TASK DETAILS: Please transcribe the records precisely; pictures stay out of your copy.

MATERIAL FOR THIS TASK:
— begin —

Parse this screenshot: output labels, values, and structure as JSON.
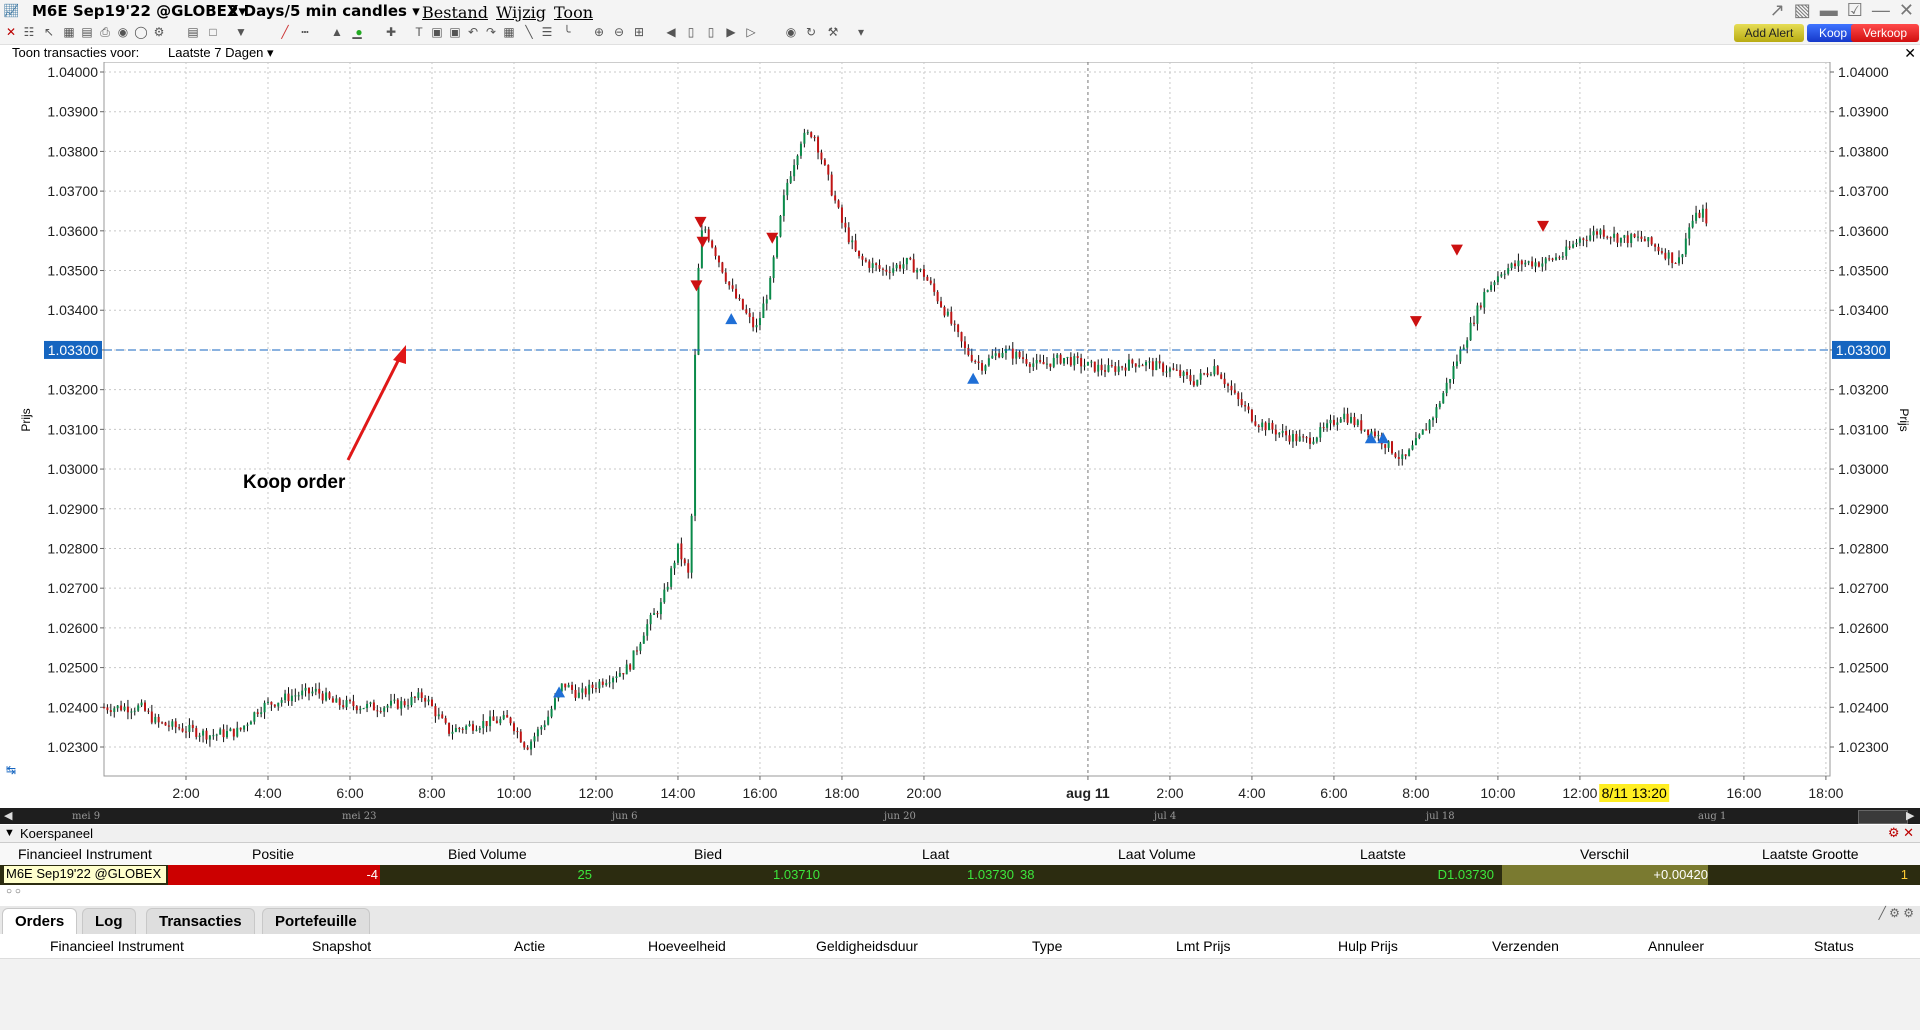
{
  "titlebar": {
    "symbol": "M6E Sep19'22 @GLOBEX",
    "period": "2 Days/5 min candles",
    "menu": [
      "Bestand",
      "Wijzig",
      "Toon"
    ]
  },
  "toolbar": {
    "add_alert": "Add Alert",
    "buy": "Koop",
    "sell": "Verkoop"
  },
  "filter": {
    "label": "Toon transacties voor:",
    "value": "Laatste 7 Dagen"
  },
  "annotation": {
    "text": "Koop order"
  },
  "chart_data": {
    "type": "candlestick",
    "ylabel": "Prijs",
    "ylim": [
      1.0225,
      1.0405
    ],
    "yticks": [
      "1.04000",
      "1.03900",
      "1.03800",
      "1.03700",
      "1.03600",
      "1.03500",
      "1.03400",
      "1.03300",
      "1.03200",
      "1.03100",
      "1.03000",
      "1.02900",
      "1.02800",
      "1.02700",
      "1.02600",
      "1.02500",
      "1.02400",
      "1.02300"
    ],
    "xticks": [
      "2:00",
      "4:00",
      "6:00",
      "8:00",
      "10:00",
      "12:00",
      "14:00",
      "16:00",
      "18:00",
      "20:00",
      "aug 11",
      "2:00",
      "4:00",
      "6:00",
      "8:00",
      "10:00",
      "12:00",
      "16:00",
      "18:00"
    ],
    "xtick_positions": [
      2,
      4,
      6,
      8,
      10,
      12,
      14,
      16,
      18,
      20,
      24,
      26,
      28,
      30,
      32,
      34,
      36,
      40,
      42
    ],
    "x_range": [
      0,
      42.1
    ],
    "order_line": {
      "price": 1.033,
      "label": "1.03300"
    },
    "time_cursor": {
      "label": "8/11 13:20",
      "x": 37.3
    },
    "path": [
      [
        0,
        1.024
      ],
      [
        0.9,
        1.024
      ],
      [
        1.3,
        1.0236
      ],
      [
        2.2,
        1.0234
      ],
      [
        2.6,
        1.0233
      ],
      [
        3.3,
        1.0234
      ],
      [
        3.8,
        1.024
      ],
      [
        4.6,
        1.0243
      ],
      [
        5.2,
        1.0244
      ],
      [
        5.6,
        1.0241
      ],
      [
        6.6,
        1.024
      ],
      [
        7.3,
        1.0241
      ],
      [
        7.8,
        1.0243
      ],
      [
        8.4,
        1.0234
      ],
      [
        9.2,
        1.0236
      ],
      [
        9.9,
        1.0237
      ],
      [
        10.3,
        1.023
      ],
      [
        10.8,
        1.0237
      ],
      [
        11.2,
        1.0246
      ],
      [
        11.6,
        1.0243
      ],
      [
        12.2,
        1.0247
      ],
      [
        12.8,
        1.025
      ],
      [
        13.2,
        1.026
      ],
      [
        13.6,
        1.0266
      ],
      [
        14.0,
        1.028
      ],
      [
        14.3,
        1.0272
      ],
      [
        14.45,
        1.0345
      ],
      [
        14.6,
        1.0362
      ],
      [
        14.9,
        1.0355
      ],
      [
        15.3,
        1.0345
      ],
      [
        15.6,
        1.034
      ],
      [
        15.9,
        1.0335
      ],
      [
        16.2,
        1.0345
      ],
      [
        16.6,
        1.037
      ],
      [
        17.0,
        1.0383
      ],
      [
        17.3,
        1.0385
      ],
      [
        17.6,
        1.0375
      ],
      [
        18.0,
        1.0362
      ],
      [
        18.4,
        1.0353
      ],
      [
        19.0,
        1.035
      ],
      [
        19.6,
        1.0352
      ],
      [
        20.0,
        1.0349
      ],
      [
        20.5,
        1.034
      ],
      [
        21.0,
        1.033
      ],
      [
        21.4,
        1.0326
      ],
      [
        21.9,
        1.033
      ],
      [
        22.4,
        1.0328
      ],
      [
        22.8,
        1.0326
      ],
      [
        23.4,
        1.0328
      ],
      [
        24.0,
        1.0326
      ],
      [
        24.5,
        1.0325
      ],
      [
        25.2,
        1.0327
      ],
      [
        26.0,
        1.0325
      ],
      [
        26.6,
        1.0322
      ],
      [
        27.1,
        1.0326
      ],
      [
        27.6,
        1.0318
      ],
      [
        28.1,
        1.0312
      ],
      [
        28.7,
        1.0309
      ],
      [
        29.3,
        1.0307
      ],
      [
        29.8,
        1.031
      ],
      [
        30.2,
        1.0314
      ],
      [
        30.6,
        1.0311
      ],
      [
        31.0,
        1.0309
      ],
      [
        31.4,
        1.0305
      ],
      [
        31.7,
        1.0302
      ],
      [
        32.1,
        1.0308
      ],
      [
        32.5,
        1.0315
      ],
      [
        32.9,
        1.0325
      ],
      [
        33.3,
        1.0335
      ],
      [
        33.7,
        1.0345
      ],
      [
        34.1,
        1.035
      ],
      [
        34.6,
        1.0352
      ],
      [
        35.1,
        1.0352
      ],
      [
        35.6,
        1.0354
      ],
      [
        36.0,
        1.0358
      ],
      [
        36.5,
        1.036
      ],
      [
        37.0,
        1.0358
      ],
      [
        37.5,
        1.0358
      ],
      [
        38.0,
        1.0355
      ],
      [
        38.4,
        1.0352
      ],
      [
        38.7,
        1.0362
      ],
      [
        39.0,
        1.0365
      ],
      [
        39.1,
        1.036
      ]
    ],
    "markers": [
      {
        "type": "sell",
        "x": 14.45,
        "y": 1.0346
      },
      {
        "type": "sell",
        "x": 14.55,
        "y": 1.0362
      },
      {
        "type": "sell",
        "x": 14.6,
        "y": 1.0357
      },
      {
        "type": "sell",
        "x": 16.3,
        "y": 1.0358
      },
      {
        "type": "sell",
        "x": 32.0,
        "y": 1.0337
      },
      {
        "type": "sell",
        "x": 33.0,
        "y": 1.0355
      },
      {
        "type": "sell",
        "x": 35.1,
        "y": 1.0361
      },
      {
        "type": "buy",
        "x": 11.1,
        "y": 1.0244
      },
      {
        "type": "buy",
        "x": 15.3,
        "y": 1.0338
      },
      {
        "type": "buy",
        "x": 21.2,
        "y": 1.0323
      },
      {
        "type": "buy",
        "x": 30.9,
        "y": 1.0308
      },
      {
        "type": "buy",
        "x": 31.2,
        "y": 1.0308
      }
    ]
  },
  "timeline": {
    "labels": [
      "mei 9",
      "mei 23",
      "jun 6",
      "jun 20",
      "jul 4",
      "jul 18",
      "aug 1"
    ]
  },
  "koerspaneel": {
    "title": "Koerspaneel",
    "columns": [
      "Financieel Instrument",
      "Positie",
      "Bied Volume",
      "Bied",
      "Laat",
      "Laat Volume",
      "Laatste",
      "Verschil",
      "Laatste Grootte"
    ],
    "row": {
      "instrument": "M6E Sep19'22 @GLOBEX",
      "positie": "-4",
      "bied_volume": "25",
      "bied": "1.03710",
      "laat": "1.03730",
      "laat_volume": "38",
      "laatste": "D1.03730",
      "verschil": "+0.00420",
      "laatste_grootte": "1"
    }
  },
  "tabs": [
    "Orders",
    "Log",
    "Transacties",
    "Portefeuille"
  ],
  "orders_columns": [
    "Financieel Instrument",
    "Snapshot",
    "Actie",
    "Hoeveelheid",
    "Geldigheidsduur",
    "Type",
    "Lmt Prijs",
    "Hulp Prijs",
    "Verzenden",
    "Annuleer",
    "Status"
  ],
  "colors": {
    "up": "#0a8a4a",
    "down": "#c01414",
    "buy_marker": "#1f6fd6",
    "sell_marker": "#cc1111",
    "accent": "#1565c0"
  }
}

— end —

SOLUTION TO THE EXERCISE:
Parse this screenshot: output labels, values, and structure as JSON.
{
  "titlebar": {
    "symbol": "M6E Sep19'22 @GLOBEX",
    "period": "2 Days/5 min candles",
    "menu": [
      "Bestand",
      "Wijzig",
      "Toon"
    ]
  },
  "toolbar": {
    "add_alert": "Add Alert",
    "buy": "Koop",
    "sell": "Verkoop"
  },
  "filter": {
    "label": "Toon transacties voor:",
    "value": "Laatste 7 Dagen"
  },
  "annotation": {
    "text": "Koop order"
  },
  "chart_data": {
    "type": "candlestick",
    "ylabel": "Prijs",
    "ylim": [
      1.0225,
      1.0405
    ],
    "yticks": [
      "1.04000",
      "1.03900",
      "1.03800",
      "1.03700",
      "1.03600",
      "1.03500",
      "1.03400",
      "1.03300",
      "1.03200",
      "1.03100",
      "1.03000",
      "1.02900",
      "1.02800",
      "1.02700",
      "1.02600",
      "1.02500",
      "1.02400",
      "1.02300"
    ],
    "xticks": [
      "2:00",
      "4:00",
      "6:00",
      "8:00",
      "10:00",
      "12:00",
      "14:00",
      "16:00",
      "18:00",
      "20:00",
      "aug 11",
      "2:00",
      "4:00",
      "6:00",
      "8:00",
      "10:00",
      "12:00",
      "16:00",
      "18:00"
    ],
    "xtick_positions": [
      2,
      4,
      6,
      8,
      10,
      12,
      14,
      16,
      18,
      20,
      24,
      26,
      28,
      30,
      32,
      34,
      36,
      40,
      42
    ],
    "x_range": [
      0,
      42.1
    ],
    "order_line": {
      "price": 1.033,
      "label": "1.03300"
    },
    "time_cursor": {
      "label": "8/11 13:20",
      "x": 37.3
    },
    "path": [
      [
        0,
        1.024
      ],
      [
        0.9,
        1.024
      ],
      [
        1.3,
        1.0236
      ],
      [
        2.2,
        1.0234
      ],
      [
        2.6,
        1.0233
      ],
      [
        3.3,
        1.0234
      ],
      [
        3.8,
        1.024
      ],
      [
        4.6,
        1.0243
      ],
      [
        5.2,
        1.0244
      ],
      [
        5.6,
        1.0241
      ],
      [
        6.6,
        1.024
      ],
      [
        7.3,
        1.0241
      ],
      [
        7.8,
        1.0243
      ],
      [
        8.4,
        1.0234
      ],
      [
        9.2,
        1.0236
      ],
      [
        9.9,
        1.0237
      ],
      [
        10.3,
        1.023
      ],
      [
        10.8,
        1.0237
      ],
      [
        11.2,
        1.0246
      ],
      [
        11.6,
        1.0243
      ],
      [
        12.2,
        1.0247
      ],
      [
        12.8,
        1.025
      ],
      [
        13.2,
        1.026
      ],
      [
        13.6,
        1.0266
      ],
      [
        14.0,
        1.028
      ],
      [
        14.3,
        1.0272
      ],
      [
        14.45,
        1.0345
      ],
      [
        14.6,
        1.0362
      ],
      [
        14.9,
        1.0355
      ],
      [
        15.3,
        1.0345
      ],
      [
        15.6,
        1.034
      ],
      [
        15.9,
        1.0335
      ],
      [
        16.2,
        1.0345
      ],
      [
        16.6,
        1.037
      ],
      [
        17.0,
        1.0383
      ],
      [
        17.3,
        1.0385
      ],
      [
        17.6,
        1.0375
      ],
      [
        18.0,
        1.0362
      ],
      [
        18.4,
        1.0353
      ],
      [
        19.0,
        1.035
      ],
      [
        19.6,
        1.0352
      ],
      [
        20.0,
        1.0349
      ],
      [
        20.5,
        1.034
      ],
      [
        21.0,
        1.033
      ],
      [
        21.4,
        1.0326
      ],
      [
        21.9,
        1.033
      ],
      [
        22.4,
        1.0328
      ],
      [
        22.8,
        1.0326
      ],
      [
        23.4,
        1.0328
      ],
      [
        24.0,
        1.0326
      ],
      [
        24.5,
        1.0325
      ],
      [
        25.2,
        1.0327
      ],
      [
        26.0,
        1.0325
      ],
      [
        26.6,
        1.0322
      ],
      [
        27.1,
        1.0326
      ],
      [
        27.6,
        1.0318
      ],
      [
        28.1,
        1.0312
      ],
      [
        28.7,
        1.0309
      ],
      [
        29.3,
        1.0307
      ],
      [
        29.8,
        1.031
      ],
      [
        30.2,
        1.0314
      ],
      [
        30.6,
        1.0311
      ],
      [
        31.0,
        1.0309
      ],
      [
        31.4,
        1.0305
      ],
      [
        31.7,
        1.0302
      ],
      [
        32.1,
        1.0308
      ],
      [
        32.5,
        1.0315
      ],
      [
        32.9,
        1.0325
      ],
      [
        33.3,
        1.0335
      ],
      [
        33.7,
        1.0345
      ],
      [
        34.1,
        1.035
      ],
      [
        34.6,
        1.0352
      ],
      [
        35.1,
        1.0352
      ],
      [
        35.6,
        1.0354
      ],
      [
        36.0,
        1.0358
      ],
      [
        36.5,
        1.036
      ],
      [
        37.0,
        1.0358
      ],
      [
        37.5,
        1.0358
      ],
      [
        38.0,
        1.0355
      ],
      [
        38.4,
        1.0352
      ],
      [
        38.7,
        1.0362
      ],
      [
        39.0,
        1.0365
      ],
      [
        39.1,
        1.036
      ]
    ],
    "markers": [
      {
        "type": "sell",
        "x": 14.45,
        "y": 1.0346
      },
      {
        "type": "sell",
        "x": 14.55,
        "y": 1.0362
      },
      {
        "type": "sell",
        "x": 14.6,
        "y": 1.0357
      },
      {
        "type": "sell",
        "x": 16.3,
        "y": 1.0358
      },
      {
        "type": "sell",
        "x": 32.0,
        "y": 1.0337
      },
      {
        "type": "sell",
        "x": 33.0,
        "y": 1.0355
      },
      {
        "type": "sell",
        "x": 35.1,
        "y": 1.0361
      },
      {
        "type": "buy",
        "x": 11.1,
        "y": 1.0244
      },
      {
        "type": "buy",
        "x": 15.3,
        "y": 1.0338
      },
      {
        "type": "buy",
        "x": 21.2,
        "y": 1.0323
      },
      {
        "type": "buy",
        "x": 30.9,
        "y": 1.0308
      },
      {
        "type": "buy",
        "x": 31.2,
        "y": 1.0308
      }
    ]
  },
  "timeline": {
    "labels": [
      "mei 9",
      "mei 23",
      "jun 6",
      "jun 20",
      "jul 4",
      "jul 18",
      "aug 1"
    ]
  },
  "koerspaneel": {
    "title": "Koerspaneel",
    "columns": [
      "Financieel Instrument",
      "Positie",
      "Bied Volume",
      "Bied",
      "Laat",
      "Laat Volume",
      "Laatste",
      "Verschil",
      "Laatste Grootte"
    ],
    "row": {
      "instrument": "M6E Sep19'22 @GLOBEX",
      "positie": "-4",
      "bied_volume": "25",
      "bied": "1.03710",
      "laat": "1.03730",
      "laat_volume": "38",
      "laatste": "D1.03730",
      "verschil": "+0.00420",
      "laatste_grootte": "1"
    }
  },
  "tabs": [
    "Orders",
    "Log",
    "Transacties",
    "Portefeuille"
  ],
  "orders_columns": [
    "Financieel Instrument",
    "Snapshot",
    "Actie",
    "Hoeveelheid",
    "Geldigheidsduur",
    "Type",
    "Lmt Prijs",
    "Hulp Prijs",
    "Verzenden",
    "Annuleer",
    "Status"
  ],
  "colors": {
    "up": "#0a8a4a",
    "down": "#c01414",
    "buy_marker": "#1f6fd6",
    "sell_marker": "#cc1111",
    "accent": "#1565c0"
  }
}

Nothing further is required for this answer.